=== TASK BRIEF ===
Extract, from the records beneath this instruction, each line that contains the word "gato".

=== TASK MATERIAL ===
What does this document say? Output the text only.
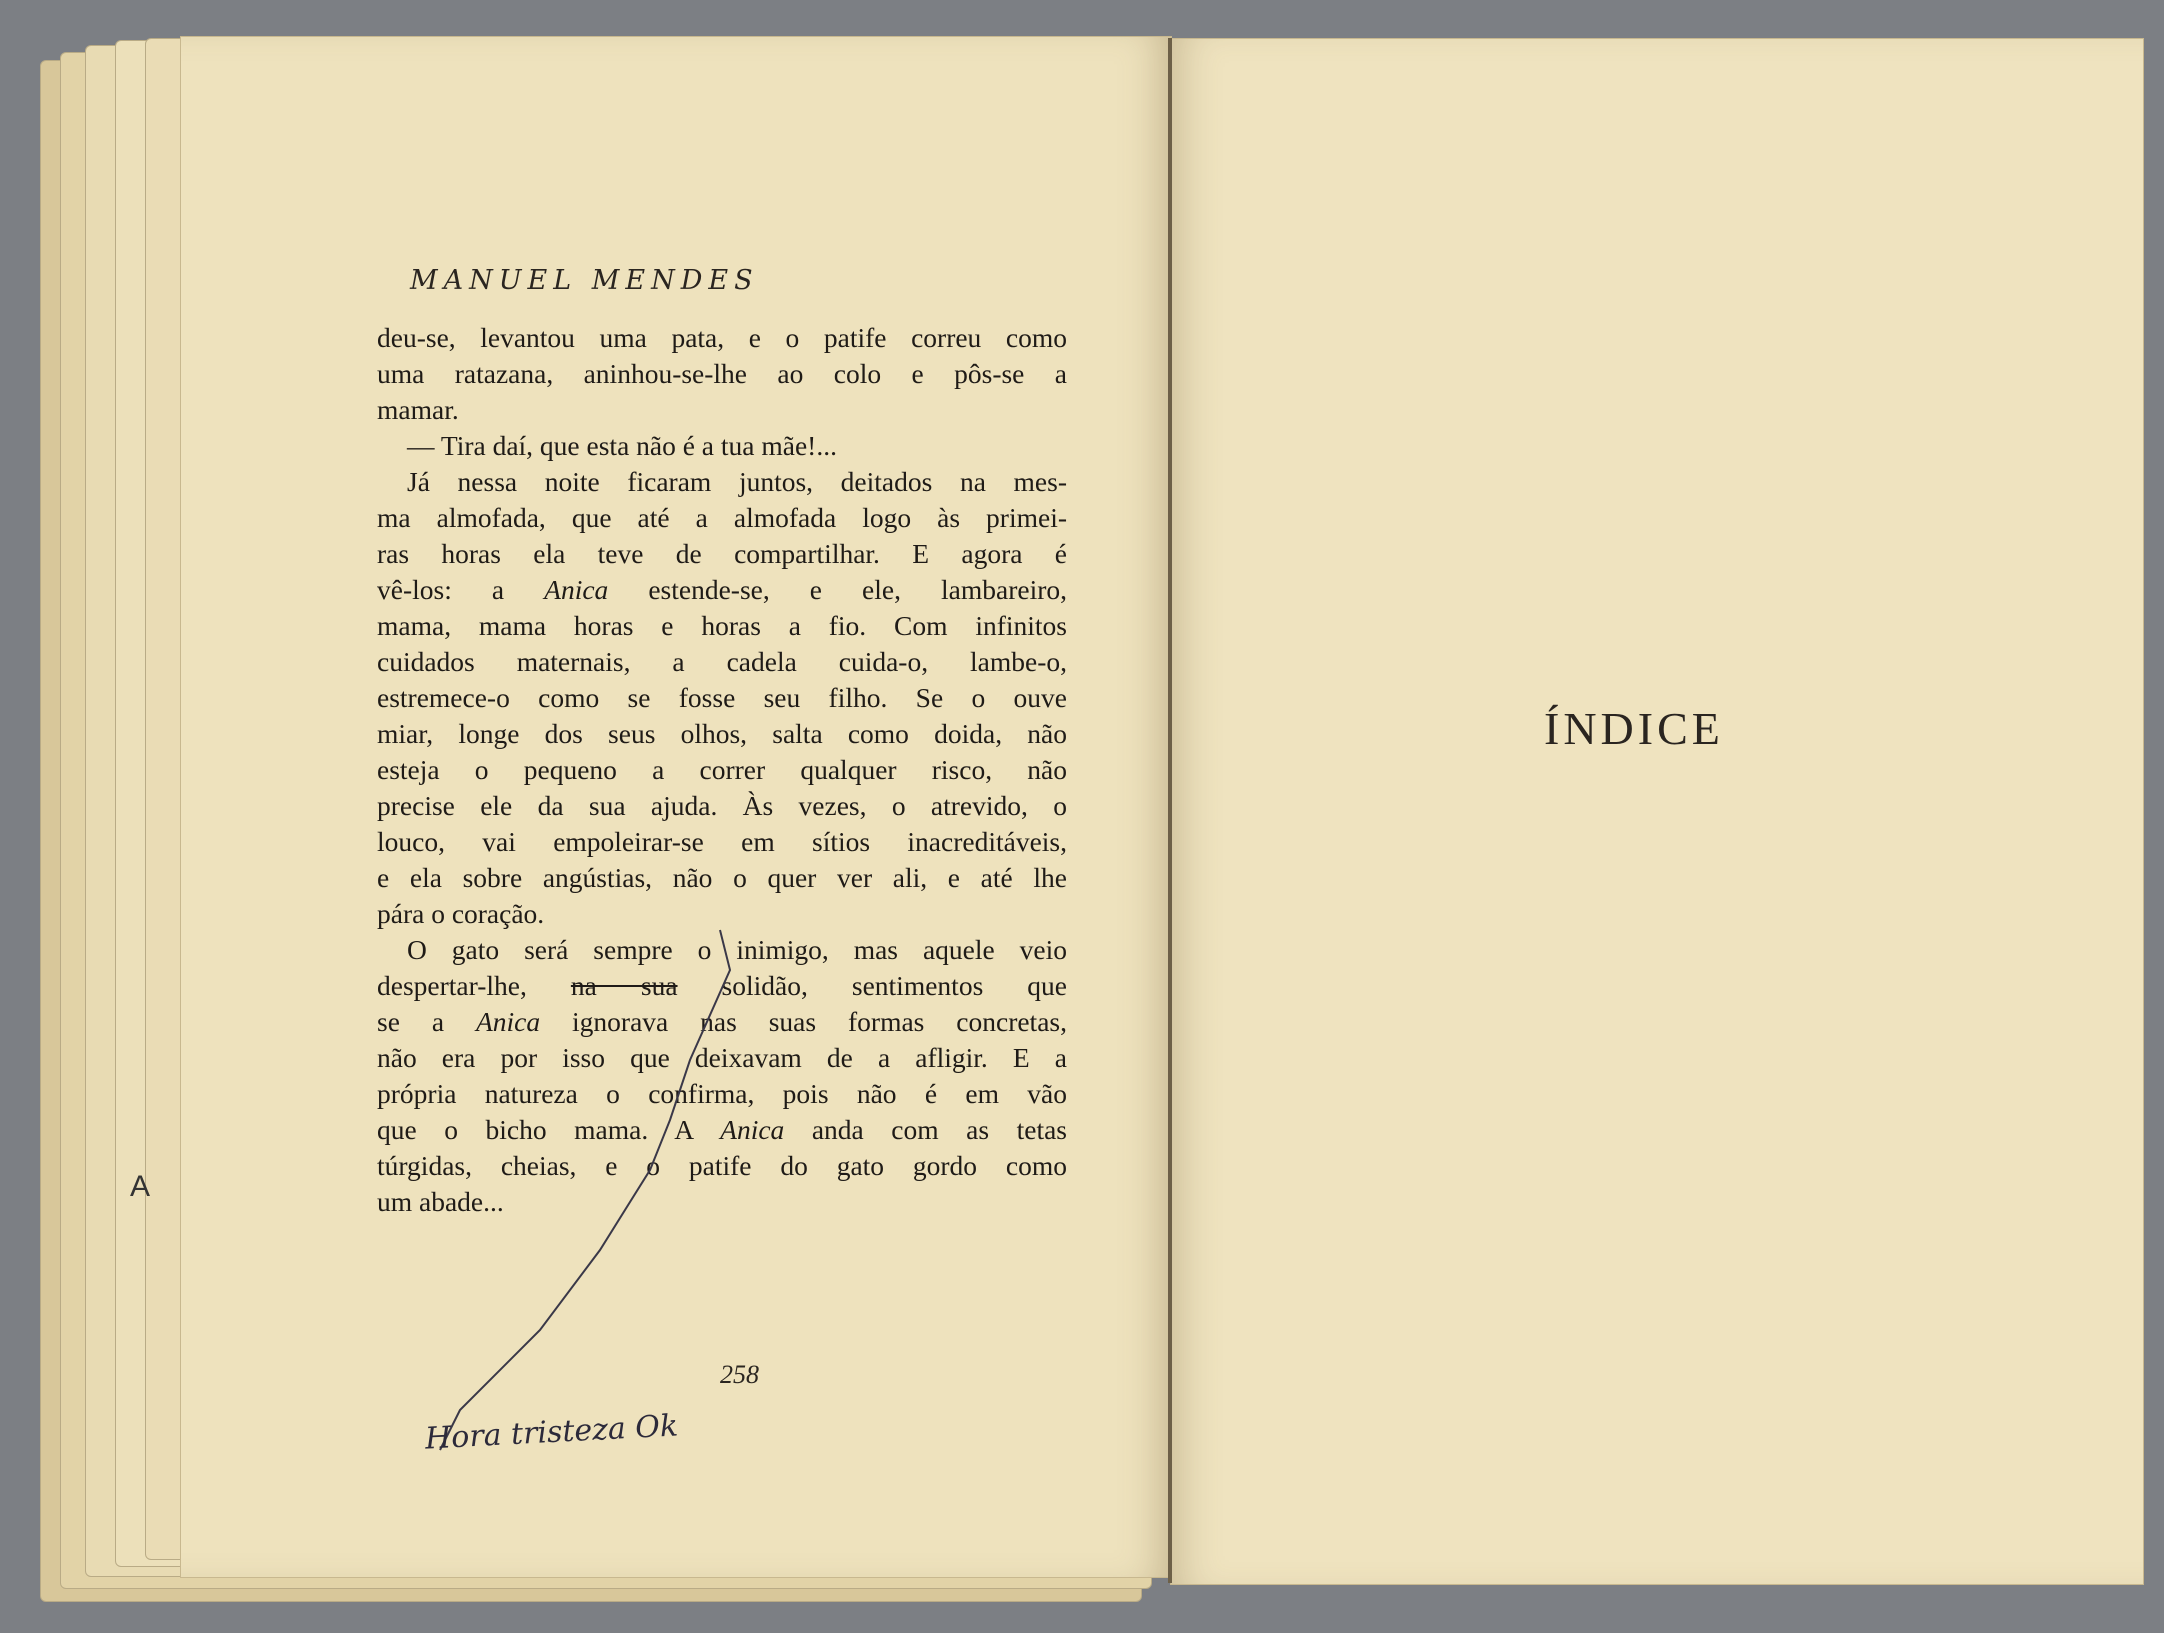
A
MANUEL MENDES

deu-se, levantou uma pata, e o patife correu como

uma ratazana, aninhou-se-lhe ao colo e pôs-se a

mamar.

— Tira daí, que esta não é a tua mãe!...

Já nessa noite ficaram juntos, deitados na mes-

ma almofada, que até a almofada logo às primei-

ras horas ela teve de compartilhar. E agora é

vê-los: a Anica estende-se, e ele, lambareiro,

mama, mama horas e horas a fio. Com infinitos

cuidados maternais, a cadela cuida-o, lambe-o,

estremece-o como se fosse seu filho. Se o ouve

miar, longe dos seus olhos, salta como doida, não

esteja o pequeno a correr qualquer risco, não

precise ele da sua ajuda. Às vezes, o atrevido, o

louco, vai empoleirar-se em sítios inacreditáveis,

e ela sobre angústias, não o quer ver ali, e até lhe

pára o coração.

O gato será sempre o inimigo, mas aquele veio

despertar-lhe, na sua solidão, sentimentos que

se a Anica ignorava nas suas formas concretas,

não era por isso que deixavam de a afligir. E a

própria natureza o confirma, pois não é em vão

que o bicho mama. A Anica anda com as tetas

túrgidas, cheias, e o patife do gato gordo como

um abade...

258
Hora tristeza Ok
ÍNDICE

=== RESULT OF THE TASK ===
O gato será sempre o inimigo, mas aquele veio
túrgidas, cheias, e o patife do gato gordo como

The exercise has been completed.